## What to do
Write out the material exactly, with the pictures left out.

## Data rows
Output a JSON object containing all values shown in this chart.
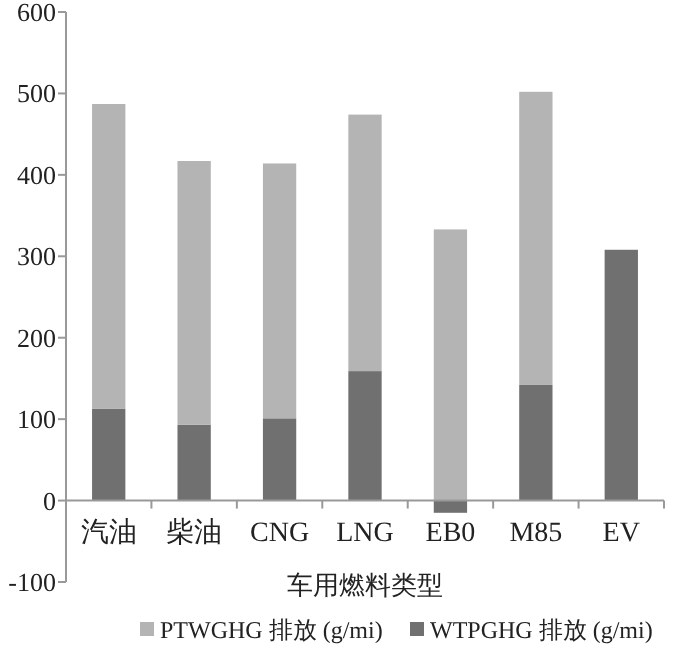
{
  "chart_data": {
    "type": "bar",
    "stacked": true,
    "xlabel": "车用燃料类型",
    "categories": [
      "汽油",
      "柴油",
      "CNG",
      "LNG",
      "EB0",
      "M85",
      "EV"
    ],
    "series": [
      {
        "name": "WTPGHG 排放 (g/mi)",
        "color": "#707070",
        "values": [
          113,
          93,
          101,
          159,
          -15,
          142,
          308
        ]
      },
      {
        "name": "PTWGHG 排放 (g/mi)",
        "color": "#b4b4b4",
        "values": [
          374,
          324,
          313,
          315,
          333,
          360,
          0
        ]
      }
    ],
    "ylim": [
      -100,
      600
    ],
    "yticks": [
      -100,
      0,
      100,
      200,
      300,
      400,
      500,
      600
    ],
    "grid": false,
    "legend": "bottom"
  }
}
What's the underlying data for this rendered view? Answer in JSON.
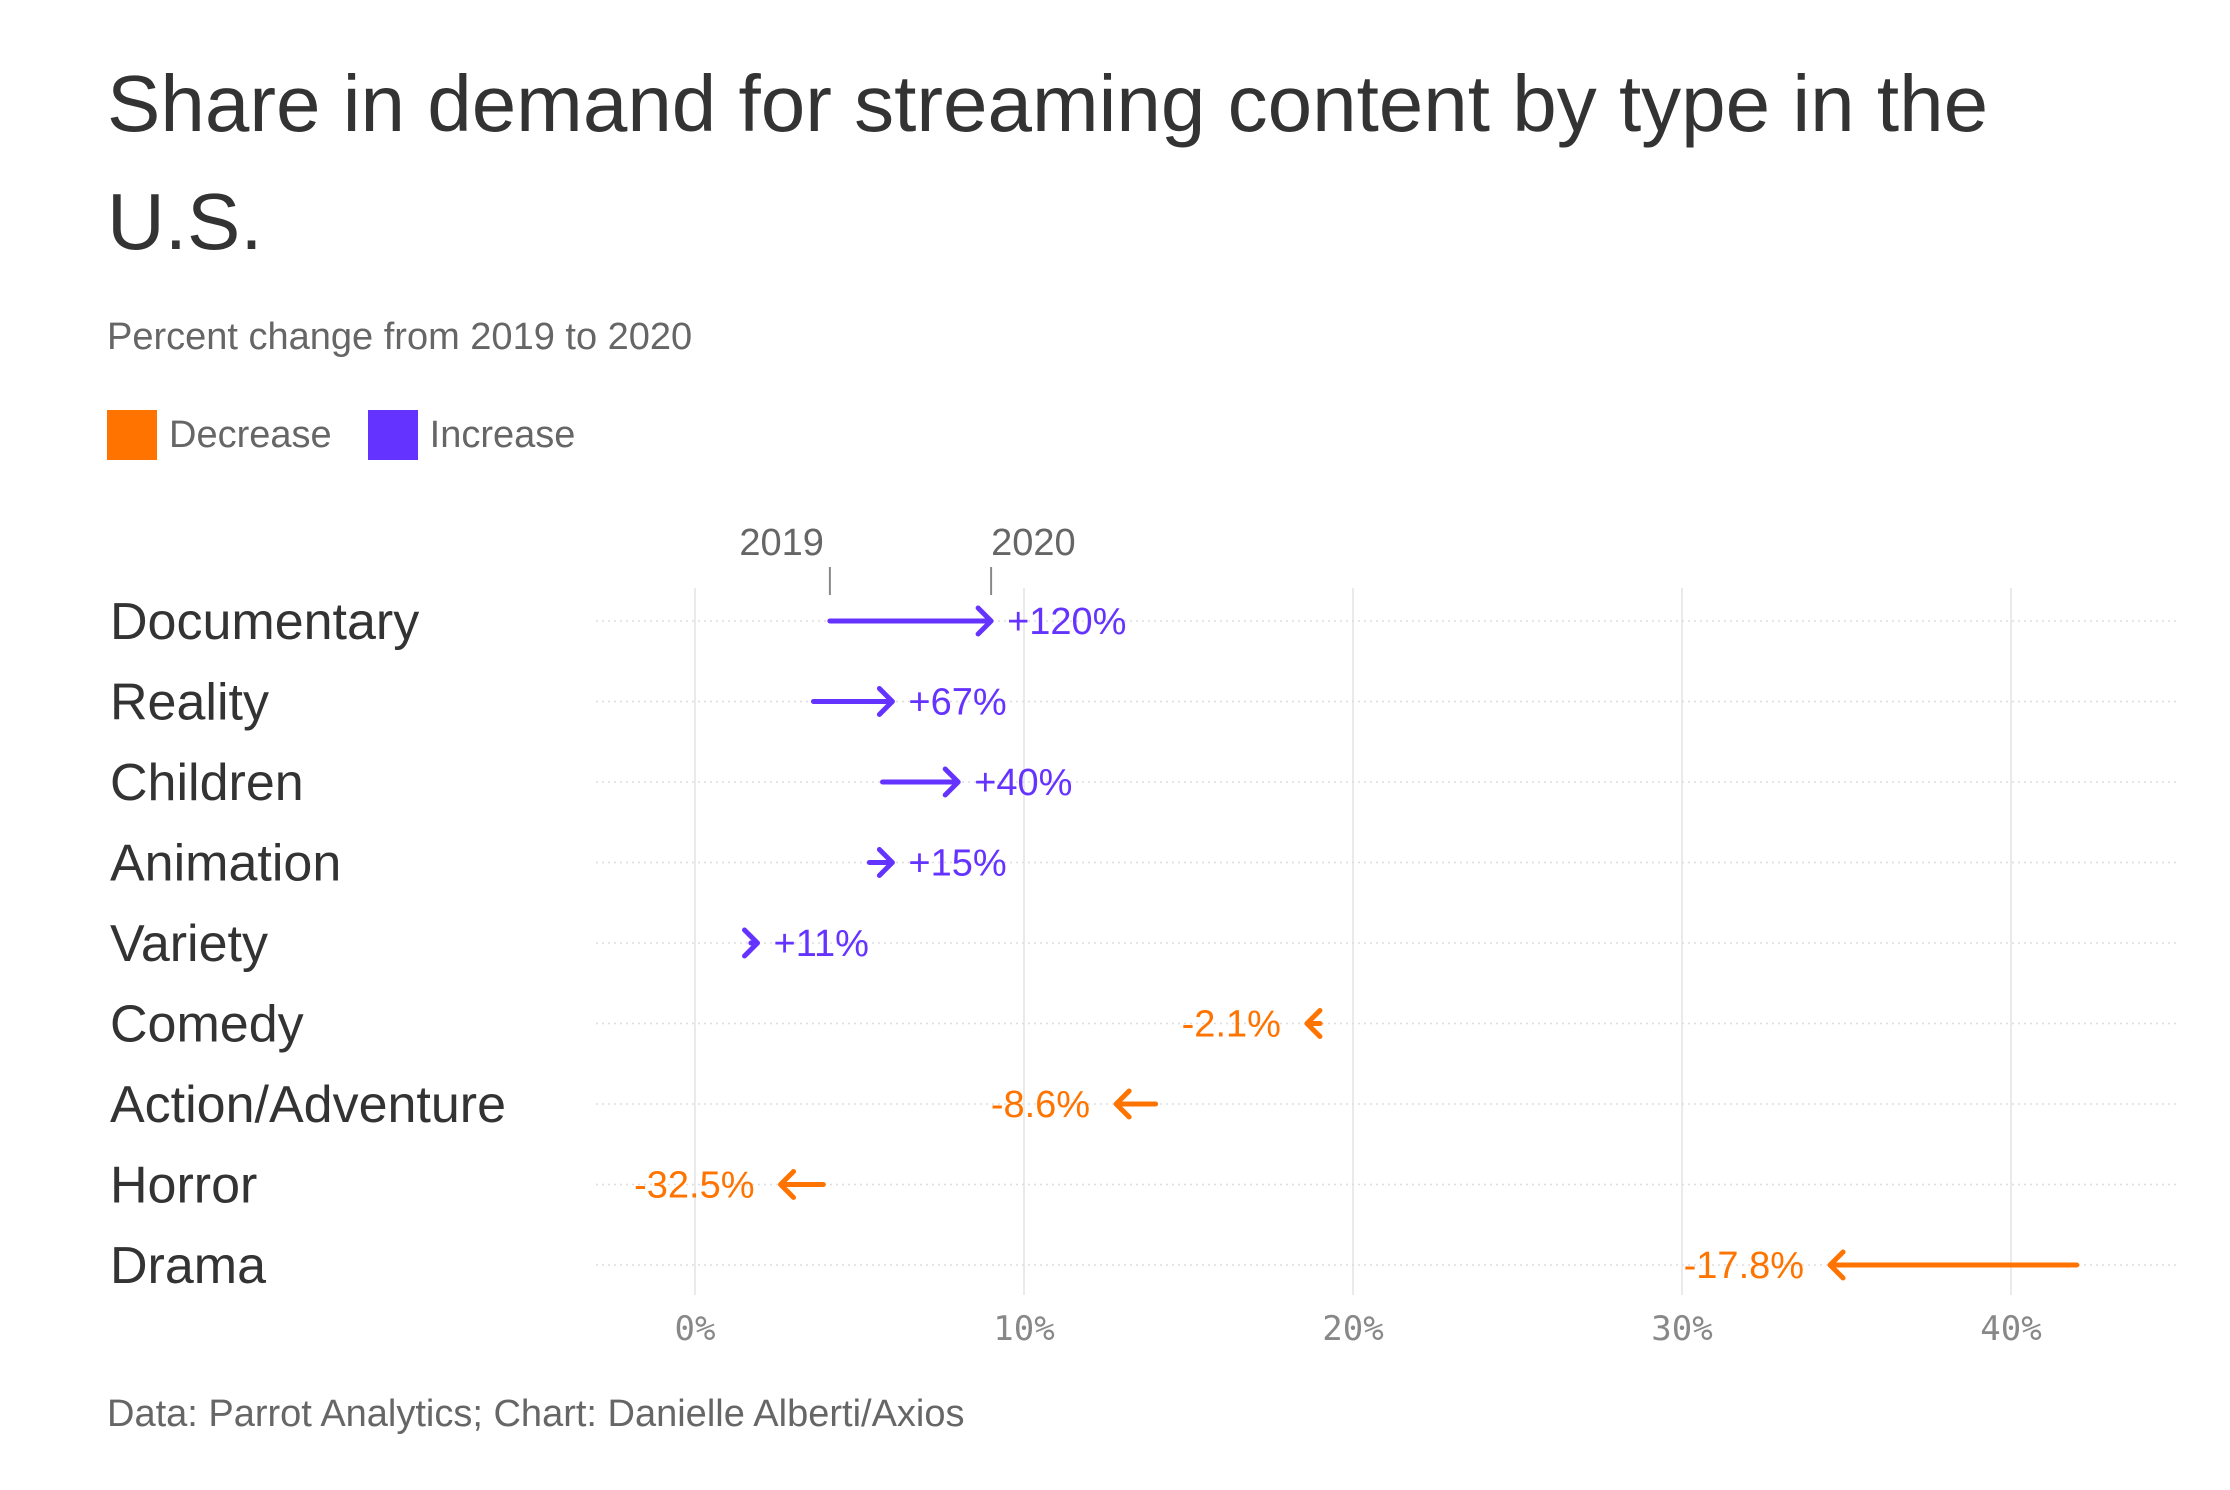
{
  "title": "Share in demand for streaming content by type in the U.S.",
  "subtitle": "Percent change from 2019 to 2020",
  "legend": [
    {
      "label": "Decrease",
      "color": "#FF7400"
    },
    {
      "label": "Increase",
      "color": "#6533FF"
    }
  ],
  "source": "Data: Parrot Analytics; Chart: Danielle Alberti/Axios",
  "colors": {
    "decrease": "#FF7400",
    "increase": "#6533FF",
    "grid": "#e3e3e3",
    "row_line": "#dddddd"
  },
  "chart_data": {
    "type": "arrow",
    "year_labels": {
      "start": "2019",
      "end": "2020"
    },
    "annotation_row": "Documentary",
    "x_ticks": [
      0,
      10,
      20,
      30,
      40
    ],
    "x_tick_labels": [
      "0%",
      "10%",
      "20%",
      "30%",
      "40%"
    ],
    "xlim": [
      -3,
      45
    ],
    "grid": true,
    "rows": [
      {
        "category": "Documentary",
        "from": 4.1,
        "to": 9.0,
        "label": "+120%",
        "direction": "increase"
      },
      {
        "category": "Reality",
        "from": 3.6,
        "to": 6.0,
        "label": "+67%",
        "direction": "increase"
      },
      {
        "category": "Children",
        "from": 5.7,
        "to": 8.0,
        "label": "+40%",
        "direction": "increase"
      },
      {
        "category": "Animation",
        "from": 5.3,
        "to": 6.0,
        "label": "+15%",
        "direction": "increase"
      },
      {
        "category": "Variety",
        "from": 1.7,
        "to": 1.9,
        "label": "+11%",
        "direction": "increase"
      },
      {
        "category": "Comedy",
        "from": 19.0,
        "to": 18.6,
        "label": "-2.1%",
        "direction": "decrease"
      },
      {
        "category": "Action/Adventure",
        "from": 14.0,
        "to": 12.8,
        "label": "-8.6%",
        "direction": "decrease"
      },
      {
        "category": "Horror",
        "from": 3.9,
        "to": 2.6,
        "label": "-32.5%",
        "direction": "decrease"
      },
      {
        "category": "Drama",
        "from": 42.0,
        "to": 34.5,
        "label": "-17.8%",
        "direction": "decrease"
      }
    ]
  }
}
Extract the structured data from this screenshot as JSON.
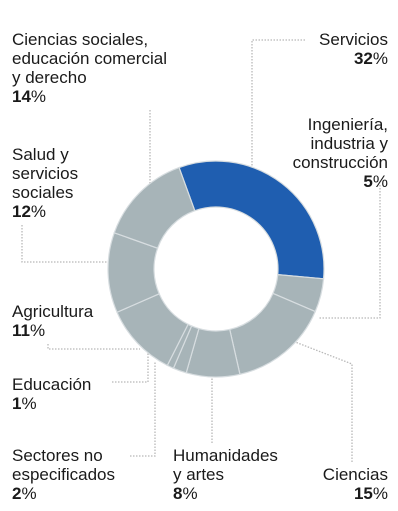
{
  "chart_data": {
    "type": "donut",
    "colors": {
      "highlight": "#1f5eb0",
      "base": "#a7b4b8",
      "separator": "#d7dde0",
      "leader": "#b8b8b8"
    },
    "series": [
      {
        "category": "Servicios",
        "value": 32,
        "highlight": true
      },
      {
        "category": "Ingeniería, industria y construcción",
        "value": 5
      },
      {
        "category": "Ciencias",
        "value": 15
      },
      {
        "category": "Humanidades y artes",
        "value": 8
      },
      {
        "category": "Sectores no especificados",
        "value": 2
      },
      {
        "category": "Educación",
        "value": 1
      },
      {
        "category": "Agricultura",
        "value": 11
      },
      {
        "category": "Salud y servicios sociales",
        "value": 12
      },
      {
        "category": "Ciencias sociales, educación comercial y derecho",
        "value": 14
      }
    ]
  },
  "labels": {
    "servicios": {
      "lines": [
        "Servicios"
      ],
      "num": "32",
      "sym": "%"
    },
    "ingenieria": {
      "lines": [
        "Ingeniería,",
        "industria y",
        "construcción"
      ],
      "num": "5",
      "sym": "%"
    },
    "ciencias": {
      "lines": [
        "Ciencias"
      ],
      "num": "15",
      "sym": "%"
    },
    "humanidades": {
      "lines": [
        "Humanidades",
        "y artes"
      ],
      "num": "8",
      "sym": "%"
    },
    "sectores": {
      "lines": [
        "Sectores no",
        "especificados"
      ],
      "num": "2",
      "sym": "%"
    },
    "educacion": {
      "lines": [
        "Educación"
      ],
      "num": "1",
      "sym": "%"
    },
    "agricultura": {
      "lines": [
        "Agricultura"
      ],
      "num": "11",
      "sym": "%"
    },
    "salud": {
      "lines": [
        "Salud y",
        "servicios",
        "sociales"
      ],
      "num": "12",
      "sym": "%"
    },
    "cs_sociales": {
      "lines": [
        "Ciencias sociales,",
        "educación comercial",
        "y derecho"
      ],
      "num": "14",
      "sym": "%"
    }
  }
}
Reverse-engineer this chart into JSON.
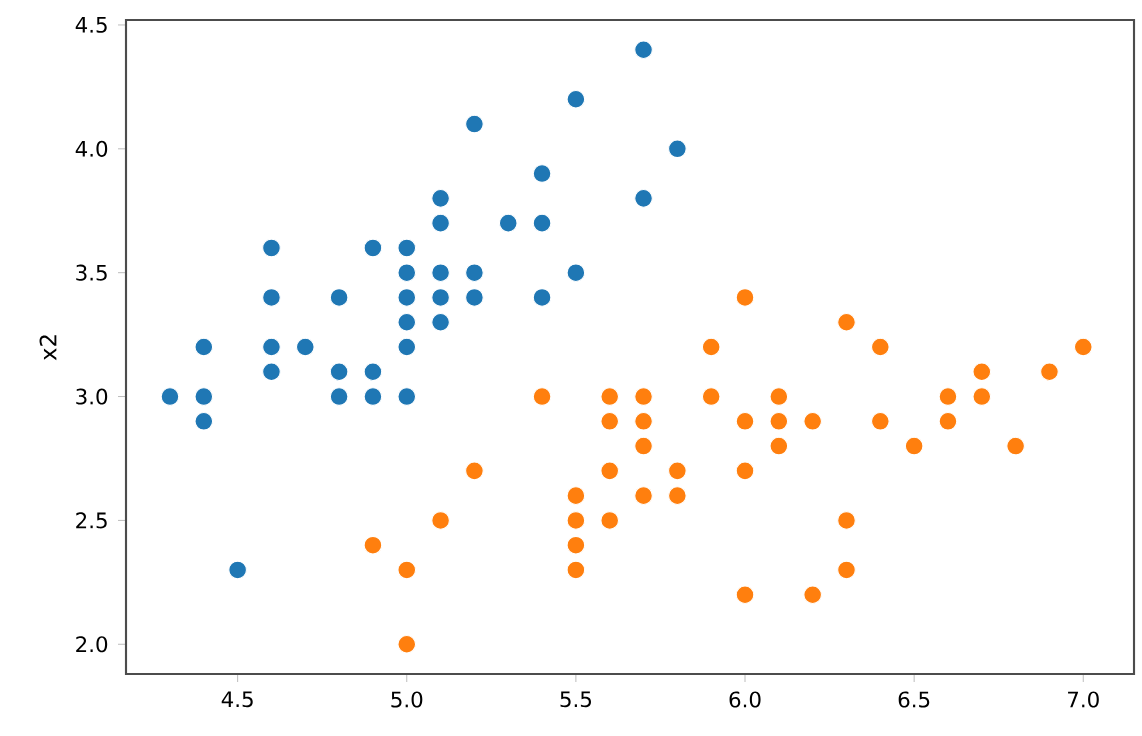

## Exercise solution
Output a JSON object containing all values shown in this chart.
{
  "chart_data": {
    "type": "bar",
    "stacked": true,
    "xlabel": "车用燃料类型",
    "categories": [
      "汽油",
      "柴油",
      "CNG",
      "LNG",
      "EB0",
      "M85",
      "EV"
    ],
    "series": [
      {
        "name": "WTPGHG 排放 (g/mi)",
        "color": "#707070",
        "values": [
          113,
          93,
          101,
          159,
          -15,
          142,
          308
        ]
      },
      {
        "name": "PTWGHG 排放 (g/mi)",
        "color": "#b4b4b4",
        "values": [
          374,
          324,
          313,
          315,
          333,
          360,
          0
        ]
      }
    ],
    "ylim": [
      -100,
      600
    ],
    "yticks": [
      -100,
      0,
      100,
      200,
      300,
      400,
      500,
      600
    ],
    "grid": false,
    "legend": "bottom"
  }
}
What's the underlying data for this rendered view? Answer in JSON.
{
  "title": "Share in demand for streaming content by type in the U.S.",
  "subtitle": "Percent change from 2019 to 2020",
  "legend": [
    {
      "label": "Decrease",
      "color": "#FF7400"
    },
    {
      "label": "Increase",
      "color": "#6533FF"
    }
  ],
  "source": "Data: Parrot Analytics; Chart: Danielle Alberti/Axios",
  "colors": {
    "decrease": "#FF7400",
    "increase": "#6533FF",
    "grid": "#e3e3e3",
    "row_line": "#dddddd"
  },
  "chart_data": {
    "type": "arrow",
    "year_labels": {
      "start": "2019",
      "end": "2020"
    },
    "annotation_row": "Documentary",
    "x_ticks": [
      0,
      10,
      20,
      30,
      40
    ],
    "x_tick_labels": [
      "0%",
      "10%",
      "20%",
      "30%",
      "40%"
    ],
    "xlim": [
      -3,
      45
    ],
    "grid": true,
    "rows": [
      {
        "category": "Documentary",
        "from": 4.1,
        "to": 9.0,
        "label": "+120%",
        "direction": "increase"
      },
      {
        "category": "Reality",
        "from": 3.6,
        "to": 6.0,
        "label": "+67%",
        "direction": "increase"
      },
      {
        "category": "Children",
        "from": 5.7,
        "to": 8.0,
        "label": "+40%",
        "direction": "increase"
      },
      {
        "category": "Animation",
        "from": 5.3,
        "to": 6.0,
        "label": "+15%",
        "direction": "increase"
      },
      {
        "category": "Variety",
        "from": 1.7,
        "to": 1.9,
        "label": "+11%",
        "direction": "increase"
      },
      {
        "category": "Comedy",
        "from": 19.0,
        "to": 18.6,
        "label": "-2.1%",
        "direction": "decrease"
      },
      {
        "category": "Action/Adventure",
        "from": 14.0,
        "to": 12.8,
        "label": "-8.6%",
        "direction": "decrease"
      },
      {
        "category": "Horror",
        "from": 3.9,
        "to": 2.6,
        "label": "-32.5%",
        "direction": "decrease"
      },
      {
        "category": "Drama",
        "from": 42.0,
        "to": 34.5,
        "label": "-17.8%",
        "direction": "decrease"
      }
    ]
  }
}
Extract the structured data from this screenshot as JSON.
{
  "chart_data": {
    "type": "donut",
    "colors": {
      "highlight": "#1f5eb0",
      "base": "#a7b4b8",
      "separator": "#d7dde0",
      "leader": "#b8b8b8"
    },
    "series": [
      {
        "category": "Servicios",
        "value": 32,
        "highlight": true
      },
      {
        "category": "Ingeniería, industria y construcción",
        "value": 5
      },
      {
        "category": "Ciencias",
        "value": 15
      },
      {
        "category": "Humanidades y artes",
        "value": 8
      },
      {
        "category": "Sectores no especificados",
        "value": 2
      },
      {
        "category": "Educación",
        "value": 1
      },
      {
        "category": "Agricultura",
        "value": 11
      },
      {
        "category": "Salud y servicios sociales",
        "value": 12
      },
      {
        "category": "Ciencias sociales, educación comercial y derecho",
        "value": 14
      }
    ]
  },
  "labels": {
    "servicios": {
      "lines": [
        "Servicios"
      ],
      "num": "32",
      "sym": "%"
    },
    "ingenieria": {
      "lines": [
        "Ingeniería,",
        "industria y",
        "construcción"
      ],
      "num": "5",
      "sym": "%"
    },
    "ciencias": {
      "lines": [
        "Ciencias"
      ],
      "num": "15",
      "sym": "%"
    },
    "humanidades": {
      "lines": [
        "Humanidades",
        "y artes"
      ],
      "num": "8",
      "sym": "%"
    },
    "sectores": {
      "lines": [
        "Sectores no",
        "especificados"
      ],
      "num": "2",
      "sym": "%"
    },
    "educacion": {
      "lines": [
        "Educación"
      ],
      "num": "1",
      "sym": "%"
    },
    "agricultura": {
      "lines": [
        "Agricultura"
      ],
      "num": "11",
      "sym": "%"
    },
    "salud": {
      "lines": [
        "Salud y",
        "servicios",
        "sociales"
      ],
      "num": "12",
      "sym": "%"
    },
    "cs_sociales": {
      "lines": [
        "Ciencias sociales,",
        "educación comercial",
        "y derecho"
      ],
      "num": "14",
      "sym": "%"
    }
  }
}
Reverse-engineer this chart into JSON.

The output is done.